Supplied material:
· · · · ·

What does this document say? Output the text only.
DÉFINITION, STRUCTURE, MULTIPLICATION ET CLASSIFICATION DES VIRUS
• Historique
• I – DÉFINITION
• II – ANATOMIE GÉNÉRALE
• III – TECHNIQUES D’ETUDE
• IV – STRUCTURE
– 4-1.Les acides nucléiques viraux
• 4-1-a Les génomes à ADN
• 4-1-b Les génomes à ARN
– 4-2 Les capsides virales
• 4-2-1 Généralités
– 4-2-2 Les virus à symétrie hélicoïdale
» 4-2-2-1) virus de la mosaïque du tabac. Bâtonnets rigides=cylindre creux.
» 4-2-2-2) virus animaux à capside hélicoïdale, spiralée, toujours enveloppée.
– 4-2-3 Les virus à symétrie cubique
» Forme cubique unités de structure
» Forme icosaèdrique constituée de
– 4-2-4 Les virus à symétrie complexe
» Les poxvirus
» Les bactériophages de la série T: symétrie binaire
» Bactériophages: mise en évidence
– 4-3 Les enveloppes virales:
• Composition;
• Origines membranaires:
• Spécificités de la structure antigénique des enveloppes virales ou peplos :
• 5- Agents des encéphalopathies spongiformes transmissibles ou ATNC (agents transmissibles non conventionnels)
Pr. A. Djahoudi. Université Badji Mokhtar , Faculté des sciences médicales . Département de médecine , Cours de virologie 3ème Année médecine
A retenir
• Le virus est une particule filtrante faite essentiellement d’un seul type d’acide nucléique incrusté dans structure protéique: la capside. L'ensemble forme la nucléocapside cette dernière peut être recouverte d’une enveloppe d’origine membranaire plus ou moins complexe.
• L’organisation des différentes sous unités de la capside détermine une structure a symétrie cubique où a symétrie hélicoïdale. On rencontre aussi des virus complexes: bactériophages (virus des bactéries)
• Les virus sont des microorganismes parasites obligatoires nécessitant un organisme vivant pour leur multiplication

· · · · ·

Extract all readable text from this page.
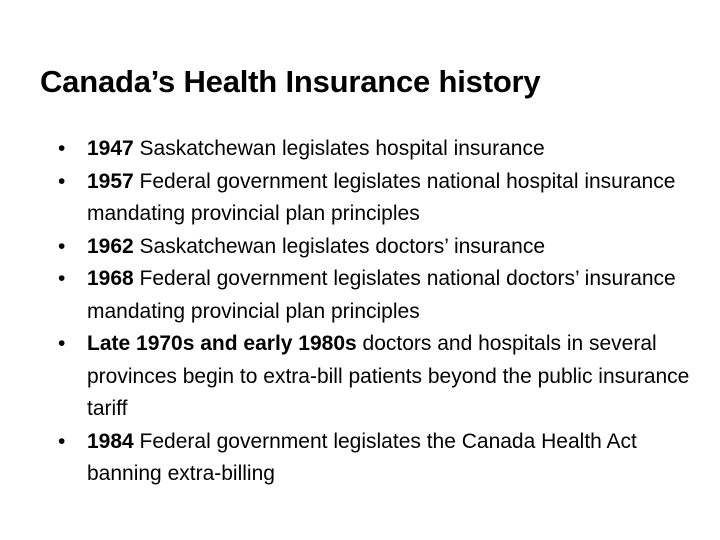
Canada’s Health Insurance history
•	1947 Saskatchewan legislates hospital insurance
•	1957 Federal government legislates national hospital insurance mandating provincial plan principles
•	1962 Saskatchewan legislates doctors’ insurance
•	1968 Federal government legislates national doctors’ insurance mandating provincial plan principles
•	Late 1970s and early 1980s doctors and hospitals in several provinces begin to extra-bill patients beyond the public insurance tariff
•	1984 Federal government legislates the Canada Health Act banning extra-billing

· · · · ·

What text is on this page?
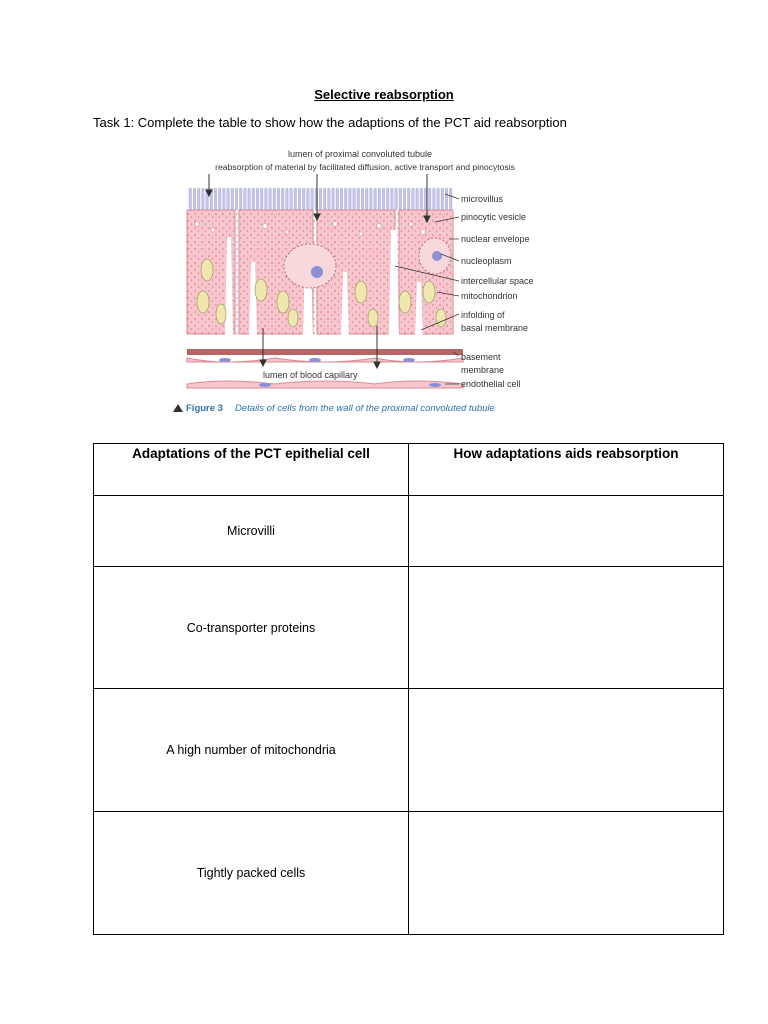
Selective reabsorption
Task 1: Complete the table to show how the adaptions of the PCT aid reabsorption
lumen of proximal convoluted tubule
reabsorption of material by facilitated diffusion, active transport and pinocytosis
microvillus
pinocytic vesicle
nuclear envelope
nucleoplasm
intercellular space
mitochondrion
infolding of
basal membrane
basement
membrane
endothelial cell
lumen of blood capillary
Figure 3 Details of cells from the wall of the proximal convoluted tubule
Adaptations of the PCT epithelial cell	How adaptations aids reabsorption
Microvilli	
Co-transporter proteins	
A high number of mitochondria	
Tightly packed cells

· · · · ·

Problem details: Using the material, show each line where the string "cubique" can be found.

Solution to this task:
– 4-2-3 Les virus à symétrie cubique
» Forme cubique unités de structure
• L’organisation des différentes sous unités de la capside détermine une structure a symétrie cubique où a symétrie hélicoïdale. On rencontre aussi des virus complexes: bactériophages (virus des bactéries)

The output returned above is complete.